Data entries:

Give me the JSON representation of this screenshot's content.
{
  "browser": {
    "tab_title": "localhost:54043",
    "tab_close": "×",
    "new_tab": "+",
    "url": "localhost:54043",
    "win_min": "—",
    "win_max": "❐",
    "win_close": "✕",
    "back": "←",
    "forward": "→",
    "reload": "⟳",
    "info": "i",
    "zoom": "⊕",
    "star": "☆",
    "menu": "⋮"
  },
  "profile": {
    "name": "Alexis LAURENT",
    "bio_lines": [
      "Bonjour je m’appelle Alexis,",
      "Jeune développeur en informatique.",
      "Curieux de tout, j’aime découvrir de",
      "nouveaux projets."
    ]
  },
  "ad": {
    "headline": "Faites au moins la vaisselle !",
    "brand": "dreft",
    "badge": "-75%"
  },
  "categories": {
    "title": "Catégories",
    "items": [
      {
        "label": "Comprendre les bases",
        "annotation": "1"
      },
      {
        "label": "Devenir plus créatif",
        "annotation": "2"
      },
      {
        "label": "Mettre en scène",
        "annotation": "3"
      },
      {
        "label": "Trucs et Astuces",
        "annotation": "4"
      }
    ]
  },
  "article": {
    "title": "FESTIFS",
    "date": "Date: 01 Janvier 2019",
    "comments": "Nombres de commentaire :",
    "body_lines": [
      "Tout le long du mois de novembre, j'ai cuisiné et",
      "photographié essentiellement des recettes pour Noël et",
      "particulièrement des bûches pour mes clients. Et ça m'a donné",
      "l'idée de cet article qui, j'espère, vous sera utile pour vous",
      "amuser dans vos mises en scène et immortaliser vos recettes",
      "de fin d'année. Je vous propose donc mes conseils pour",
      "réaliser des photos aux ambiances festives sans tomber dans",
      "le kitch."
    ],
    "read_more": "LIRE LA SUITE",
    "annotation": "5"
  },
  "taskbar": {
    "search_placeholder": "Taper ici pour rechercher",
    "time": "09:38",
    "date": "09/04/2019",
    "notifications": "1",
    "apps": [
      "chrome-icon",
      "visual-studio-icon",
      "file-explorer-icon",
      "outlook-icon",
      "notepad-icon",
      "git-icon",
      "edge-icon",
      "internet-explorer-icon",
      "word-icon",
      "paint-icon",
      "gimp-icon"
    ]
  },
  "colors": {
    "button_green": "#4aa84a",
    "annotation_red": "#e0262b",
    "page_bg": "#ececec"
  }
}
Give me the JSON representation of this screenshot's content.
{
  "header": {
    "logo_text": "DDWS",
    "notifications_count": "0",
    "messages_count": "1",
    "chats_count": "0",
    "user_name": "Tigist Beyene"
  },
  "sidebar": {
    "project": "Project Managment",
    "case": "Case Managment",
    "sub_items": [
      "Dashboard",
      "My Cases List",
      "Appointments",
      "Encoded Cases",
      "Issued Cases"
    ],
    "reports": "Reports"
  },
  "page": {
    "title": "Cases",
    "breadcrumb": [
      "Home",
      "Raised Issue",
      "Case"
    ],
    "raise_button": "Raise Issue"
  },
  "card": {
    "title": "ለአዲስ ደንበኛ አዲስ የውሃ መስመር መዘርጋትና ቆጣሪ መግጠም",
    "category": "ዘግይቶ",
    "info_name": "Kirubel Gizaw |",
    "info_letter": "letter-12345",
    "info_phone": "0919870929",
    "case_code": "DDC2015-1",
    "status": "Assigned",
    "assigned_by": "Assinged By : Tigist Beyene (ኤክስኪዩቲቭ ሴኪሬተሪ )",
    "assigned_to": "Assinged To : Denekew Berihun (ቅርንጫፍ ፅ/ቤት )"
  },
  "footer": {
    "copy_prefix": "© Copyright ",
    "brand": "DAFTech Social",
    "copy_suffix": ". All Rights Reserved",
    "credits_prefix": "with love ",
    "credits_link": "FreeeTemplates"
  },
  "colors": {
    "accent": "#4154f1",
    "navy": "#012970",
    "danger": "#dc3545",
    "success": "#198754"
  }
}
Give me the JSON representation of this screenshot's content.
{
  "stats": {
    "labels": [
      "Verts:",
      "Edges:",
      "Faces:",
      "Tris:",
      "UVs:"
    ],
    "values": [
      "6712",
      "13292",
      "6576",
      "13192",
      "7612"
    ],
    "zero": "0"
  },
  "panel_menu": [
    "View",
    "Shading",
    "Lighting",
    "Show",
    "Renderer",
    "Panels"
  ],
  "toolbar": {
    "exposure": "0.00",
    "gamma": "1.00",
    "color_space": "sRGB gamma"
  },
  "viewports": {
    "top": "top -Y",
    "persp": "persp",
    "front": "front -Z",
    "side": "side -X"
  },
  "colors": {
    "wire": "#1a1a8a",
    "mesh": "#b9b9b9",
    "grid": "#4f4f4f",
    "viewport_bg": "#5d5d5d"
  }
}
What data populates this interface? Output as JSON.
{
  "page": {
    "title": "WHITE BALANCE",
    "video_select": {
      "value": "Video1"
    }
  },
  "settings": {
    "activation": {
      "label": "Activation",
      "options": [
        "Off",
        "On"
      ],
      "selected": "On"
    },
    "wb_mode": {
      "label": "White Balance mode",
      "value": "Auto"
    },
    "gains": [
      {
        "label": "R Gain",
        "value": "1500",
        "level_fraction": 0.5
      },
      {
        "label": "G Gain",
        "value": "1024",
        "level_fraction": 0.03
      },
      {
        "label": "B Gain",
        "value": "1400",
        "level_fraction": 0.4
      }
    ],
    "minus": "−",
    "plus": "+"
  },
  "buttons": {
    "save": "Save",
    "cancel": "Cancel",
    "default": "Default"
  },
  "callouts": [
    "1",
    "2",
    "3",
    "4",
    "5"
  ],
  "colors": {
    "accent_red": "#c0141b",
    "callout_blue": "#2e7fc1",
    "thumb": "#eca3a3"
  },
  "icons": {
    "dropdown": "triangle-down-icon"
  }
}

* Task details: Output the line containing "What data populates" and all lines after it to the end of the records, exactly as given.

* Task answer:
What data populates this interface? Output as JSON.
{
  "page": {
    "title": "WHITE BALANCE",
    "video_select": {
      "value": "Video1"
    }
  },
  "settings": {
    "activation": {
      "label": "Activation",
      "options": [
        "Off",
        "On"
      ],
      "selected": "On"
    },
    "wb_mode": {
      "label": "White Balance mode",
      "value": "Auto"
    },
    "gains": [
      {
        "label": "R Gain",
        "value": "1500",
        "level_fraction": 0.5
      },
      {
        "label": "G Gain",
        "value": "1024",
        "level_fraction": 0.03
      },
      {
        "label": "B Gain",
        "value": "1400",
        "level_fraction": 0.4
      }
    ],
    "minus": "−",
    "plus": "+"
  },
  "buttons": {
    "save": "Save",
    "cancel": "Cancel",
    "default": "Default"
  },
  "callouts": [
    "1",
    "2",
    "3",
    "4",
    "5"
  ],
  "colors": {
    "accent_red": "#c0141b",
    "callout_blue": "#2e7fc1",
    "thumb": "#eca3a3"
  },
  "icons": {
    "dropdown": "triangle-down-icon"
  }
}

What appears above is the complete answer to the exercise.